====== Kutipan Sumber ======
Daya Tarik TV Lokal
Hampir semua televisi swasta nasional
sedang melakukan keberpihakan terhadap Calon Presiden (Capres) dan Wakil
Presiden (Wapres). Akibatnya, berita dan informasi yang dimunculkan kadang tak
berimbang, berat sebelah dan terkesan saling menjatuhkan kubu lawan. Kabar
terbaru, massa dari Partai Demokasi Indonesia Perjuangan (PDIP) mendatangi
kantor berita TV One (2 Juni 2014) karena menganggap pemberitaan yang disajikan
diskriminatif, menuduh tanpa bukti dan cenderung berlindung di balik
undang-undang kebebasan pers. Semua program acara di TV nasional pendukung
capres-cawapres dikemas semenarik mungkin untuk mengangkat popularitas calon
yang dipuja. Otomatis, setiap saat pemberitaan hanya dimonopoli oleh satu
informasi yang sama. Berharap masyarakat terpengaruh dan menaruh simpati. Namun
justru sajian tayangan tersebut membuat penat, jenuh, monoton dan membosankan. Di
saat seperti itu, kita masih memliki alternatif pilihan lain dengan mengubah
chanel ke TV lokal.
Tahukah kita bahwa program-program yang
disajikan oleh TV lokal kini cenderung menghibur dan mencerdaskan. Kebanyakan
berita disajikan secara proporsional. Kitapun masih dapat menikmati sajian informasi
yang sifatnya lokal, seputar daerah di mana televisi tersebut berada. Keberadaan
TV lokal menjadi oase yang menyegarkan di balik hiruk-pikuk informasi pemilihan
calon presiden yang tak berimbang. Masyarakatpun mulai menaruh simpati terhadap
keberadaan TV lokal. Hal ini terlihat dari jumlah TV lokal yang semakin
bertambah setiap saat. Rinowati lewat tulisannya Eksistensi Televisi Lokal menjelaskan, tahun 2004 jumlah TV lokal
di Indonesia berada pada kisaran 50 stasiun. Saat ini TV lokal telah menembus
lebih dari 200 stasiun. Jumlah ini masih terus berkembang seiring pembukaan
loket perizinan di pelbagai daerah.
Beberapa TV lokal yang memiliki keunikan
progam sajian di antarnya seperti JTV Surabaya yang menggarap siaran berita
berbahasa Jawatimuran dan Madura. Hal itu dimaksudkan untuk meraih simpati
publik yang memiliki latar belakang budaya bahasa sama. Bali TV dan Yogya TV
berisi program-program kebudayaan (kesenian) lokal. Faforit TV (Padang)
====== Baris yang Ditampilkan ======
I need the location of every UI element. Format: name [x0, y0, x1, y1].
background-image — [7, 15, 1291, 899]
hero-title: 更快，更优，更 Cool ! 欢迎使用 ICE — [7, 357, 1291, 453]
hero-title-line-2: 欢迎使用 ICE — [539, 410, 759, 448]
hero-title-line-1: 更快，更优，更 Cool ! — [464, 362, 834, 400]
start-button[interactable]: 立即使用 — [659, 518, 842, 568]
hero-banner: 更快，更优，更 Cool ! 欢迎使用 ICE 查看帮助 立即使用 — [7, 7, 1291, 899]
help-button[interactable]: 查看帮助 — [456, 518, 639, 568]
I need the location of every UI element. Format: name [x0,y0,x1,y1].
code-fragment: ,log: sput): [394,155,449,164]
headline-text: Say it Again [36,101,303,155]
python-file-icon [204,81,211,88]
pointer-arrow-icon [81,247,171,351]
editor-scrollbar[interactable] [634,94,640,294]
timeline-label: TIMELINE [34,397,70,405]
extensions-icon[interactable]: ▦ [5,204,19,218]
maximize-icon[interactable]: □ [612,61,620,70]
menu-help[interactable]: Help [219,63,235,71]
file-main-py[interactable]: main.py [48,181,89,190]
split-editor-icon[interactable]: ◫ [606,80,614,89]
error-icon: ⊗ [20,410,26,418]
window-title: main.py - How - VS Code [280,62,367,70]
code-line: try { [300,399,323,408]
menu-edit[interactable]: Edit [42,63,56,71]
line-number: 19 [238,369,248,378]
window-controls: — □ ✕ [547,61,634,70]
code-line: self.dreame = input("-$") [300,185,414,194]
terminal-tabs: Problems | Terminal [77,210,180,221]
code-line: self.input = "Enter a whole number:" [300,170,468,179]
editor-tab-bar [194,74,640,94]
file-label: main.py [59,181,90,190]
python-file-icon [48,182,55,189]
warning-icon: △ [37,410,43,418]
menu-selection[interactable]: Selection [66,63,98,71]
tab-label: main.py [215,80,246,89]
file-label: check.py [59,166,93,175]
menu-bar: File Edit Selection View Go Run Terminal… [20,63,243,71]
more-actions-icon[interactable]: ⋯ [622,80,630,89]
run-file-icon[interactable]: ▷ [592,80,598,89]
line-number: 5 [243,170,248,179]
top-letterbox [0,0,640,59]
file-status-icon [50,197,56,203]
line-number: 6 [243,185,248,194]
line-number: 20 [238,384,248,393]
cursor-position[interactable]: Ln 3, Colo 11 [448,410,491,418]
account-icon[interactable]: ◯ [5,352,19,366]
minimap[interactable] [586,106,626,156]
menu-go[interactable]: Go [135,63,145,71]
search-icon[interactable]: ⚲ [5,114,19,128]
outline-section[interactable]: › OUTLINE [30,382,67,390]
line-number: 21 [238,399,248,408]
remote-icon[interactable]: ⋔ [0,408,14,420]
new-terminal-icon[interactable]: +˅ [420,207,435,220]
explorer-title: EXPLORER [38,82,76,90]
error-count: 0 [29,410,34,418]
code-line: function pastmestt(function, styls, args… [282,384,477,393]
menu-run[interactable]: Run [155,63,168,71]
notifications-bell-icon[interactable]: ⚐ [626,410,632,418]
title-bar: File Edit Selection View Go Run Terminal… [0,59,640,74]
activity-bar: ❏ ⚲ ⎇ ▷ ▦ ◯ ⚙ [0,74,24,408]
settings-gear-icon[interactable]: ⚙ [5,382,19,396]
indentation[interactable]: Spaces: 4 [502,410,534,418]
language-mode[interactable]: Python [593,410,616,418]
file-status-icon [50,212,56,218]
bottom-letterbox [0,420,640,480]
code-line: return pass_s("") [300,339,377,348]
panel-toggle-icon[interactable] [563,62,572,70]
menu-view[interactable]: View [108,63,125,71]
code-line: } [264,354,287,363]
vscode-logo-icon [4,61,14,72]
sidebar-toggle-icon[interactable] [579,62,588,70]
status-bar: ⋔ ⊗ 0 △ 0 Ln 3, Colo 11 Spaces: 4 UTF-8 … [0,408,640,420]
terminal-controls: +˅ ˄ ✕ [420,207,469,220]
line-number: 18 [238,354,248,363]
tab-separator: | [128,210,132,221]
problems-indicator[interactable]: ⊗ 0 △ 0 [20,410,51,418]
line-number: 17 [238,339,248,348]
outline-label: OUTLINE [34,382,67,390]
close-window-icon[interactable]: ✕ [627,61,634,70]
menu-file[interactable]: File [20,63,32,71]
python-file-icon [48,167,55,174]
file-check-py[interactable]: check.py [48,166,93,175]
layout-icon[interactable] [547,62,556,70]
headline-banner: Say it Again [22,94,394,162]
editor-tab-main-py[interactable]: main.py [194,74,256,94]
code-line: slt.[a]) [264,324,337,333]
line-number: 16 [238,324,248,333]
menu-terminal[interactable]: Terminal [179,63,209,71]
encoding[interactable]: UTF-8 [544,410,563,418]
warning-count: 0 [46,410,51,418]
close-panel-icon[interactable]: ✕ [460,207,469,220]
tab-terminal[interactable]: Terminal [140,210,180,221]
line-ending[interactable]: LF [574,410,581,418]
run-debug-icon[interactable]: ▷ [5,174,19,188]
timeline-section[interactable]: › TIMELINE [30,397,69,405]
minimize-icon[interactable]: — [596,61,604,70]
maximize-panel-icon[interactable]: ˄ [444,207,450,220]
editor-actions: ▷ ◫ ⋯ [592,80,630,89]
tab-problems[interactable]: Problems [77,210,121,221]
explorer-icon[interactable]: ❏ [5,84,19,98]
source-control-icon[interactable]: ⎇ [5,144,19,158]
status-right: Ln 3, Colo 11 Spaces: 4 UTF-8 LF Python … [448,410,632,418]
======
*Tugas Tertulis 1:* Menurut artikel tentang TV lokal, mengapa JTV Surabaya menyiarkan berita dalam bahasa Jawatimuran dan Madura? Jawab dalam satu sampai tiga kalimat.
*Tugas Tertulis 2:*
Tentukan apakah setiap pernyataan berikut sesuai dengan artikel tentang TV lokal. Jawab ya atau tidak, lalu kutip kata-kata artikel yang menentukan jawaban itu.
(a) Menurut Rinowati, jumlah TV lokal di Indonesia pada tahun 2004 sekitar 50 stasiun.
(b) Bali TV dan Yogya TV menyiarkan berita berbahasa Madura.
(c) Program di TV nasional pendukung capres-cawapres dikemas secara sederhana.

*Jawaban Akhir 1:* JTV Surabaya menyiarkan berita dalam bahasa Jawatimuran dan Madura untuk meraih simpati publik. Publik yang dituju adalah mereka yang memiliki latar belakang budaya bahasa yang sama.

*Jawaban Akhir 2:*
(a) Ya: "tahun 2004 jumlah TV lokal di Indonesia berada pada kisaran 50 stasiun".
(b) Tidak: "Bali TV dan Yogya TV berisi program-program kebudayaan (kesenian) lokal."
(c) Tidak: "Semua program acara di TV nasional pendukung capres-cawapres dikemas semenarik mungkin".